Copy, from the entries below, each line in which the string "персональных" appears.

Data supplied:
• • • •

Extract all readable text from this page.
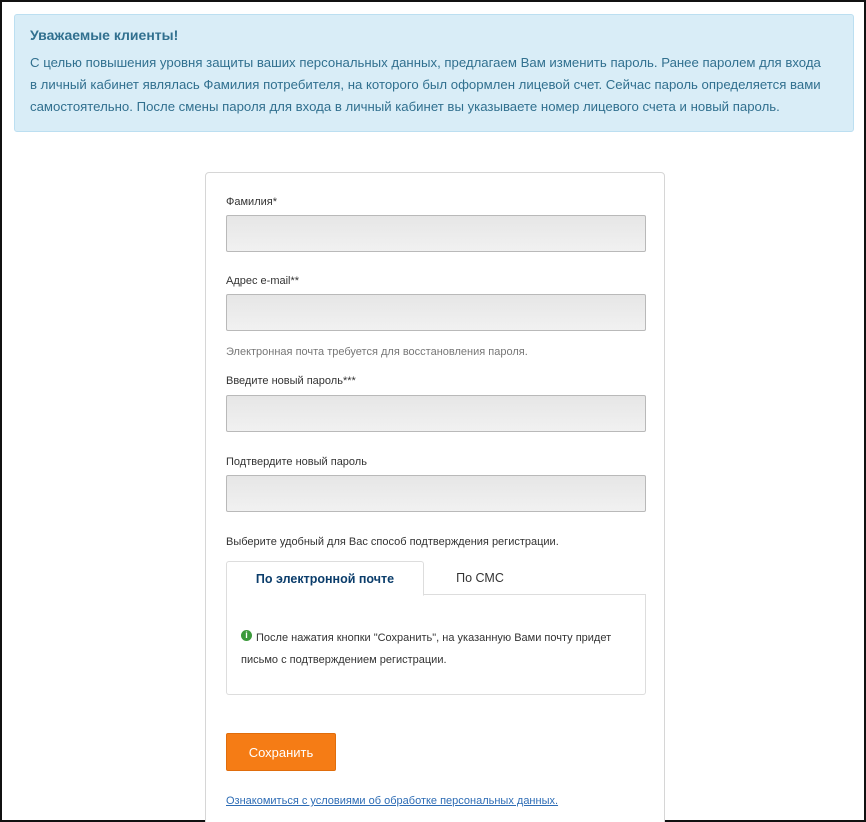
Уважаемые клиенты!
С целью повышения уровня защиты ваших персональных данных, предлагаем Вам изменить пароль. Ранее паролем для входа
в личный кабинет являлась Фамилия потребителя, на которого был оформлен лицевой счет. Сейчас пароль определяется вами
самостоятельно. После смены пароля для входа в личный кабинет вы указываете номер лицевого счета и новый пароль.
Фамилия*
Адрес e-mail**
Электронная почта требуется для восстановления пароля.
Введите новый пароль***
Подтвердите новый пароль
Выберите удобный для Вас способ подтверждения регистрации.
По электронной почте	По СМС
i После нажатия кнопки "Сохранить", на указанную Вами почту придет письмо с подтверждением регистрации.
Сохранить
Ознакомиться с условиями об обработке персональных данных.
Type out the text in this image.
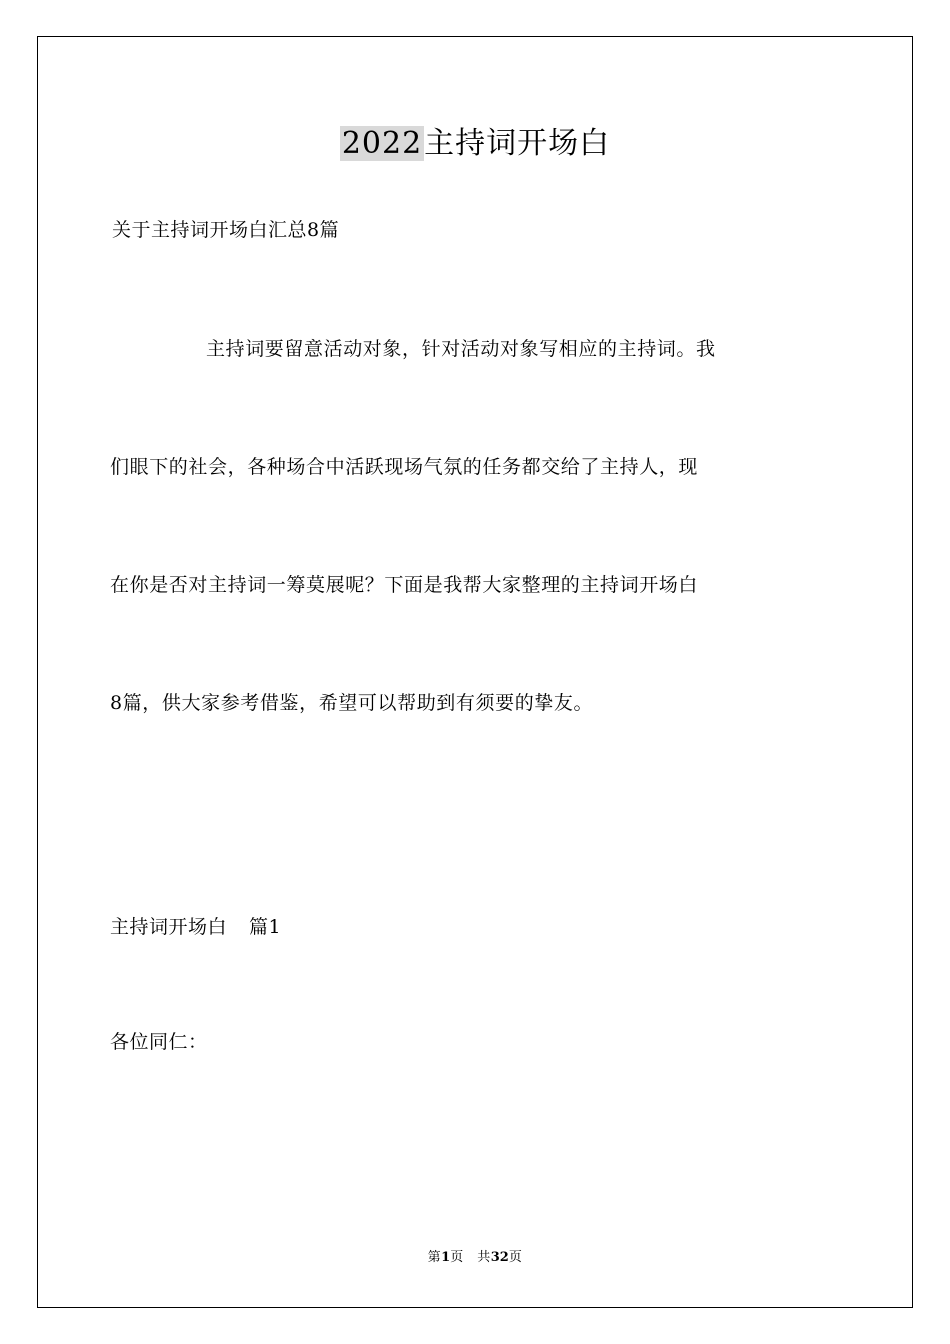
2022主持词开场白
关于主持词开场白汇总8篇

主持词要留意活动对象，针对活动对象写相应的主持词。我

们眼下的社会，各种场合中活跃现场气氛的任务都交给了主持人，现

在你是否对主持词一筹莫展呢？下面是我帮大家整理的主持词开场白

8篇，供大家参考借鉴，希望可以帮助到有须要的挚友。

主持词开场白 篇1
各位同仁：
第1页　共32页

• • • •

Answer to the problem:
С целью повышения уровня защиты ваших персональных данных, предлагаем Вам изменить пароль. Ранее паролем для входа
Ознакомиться с условиями об обработке персональных данных.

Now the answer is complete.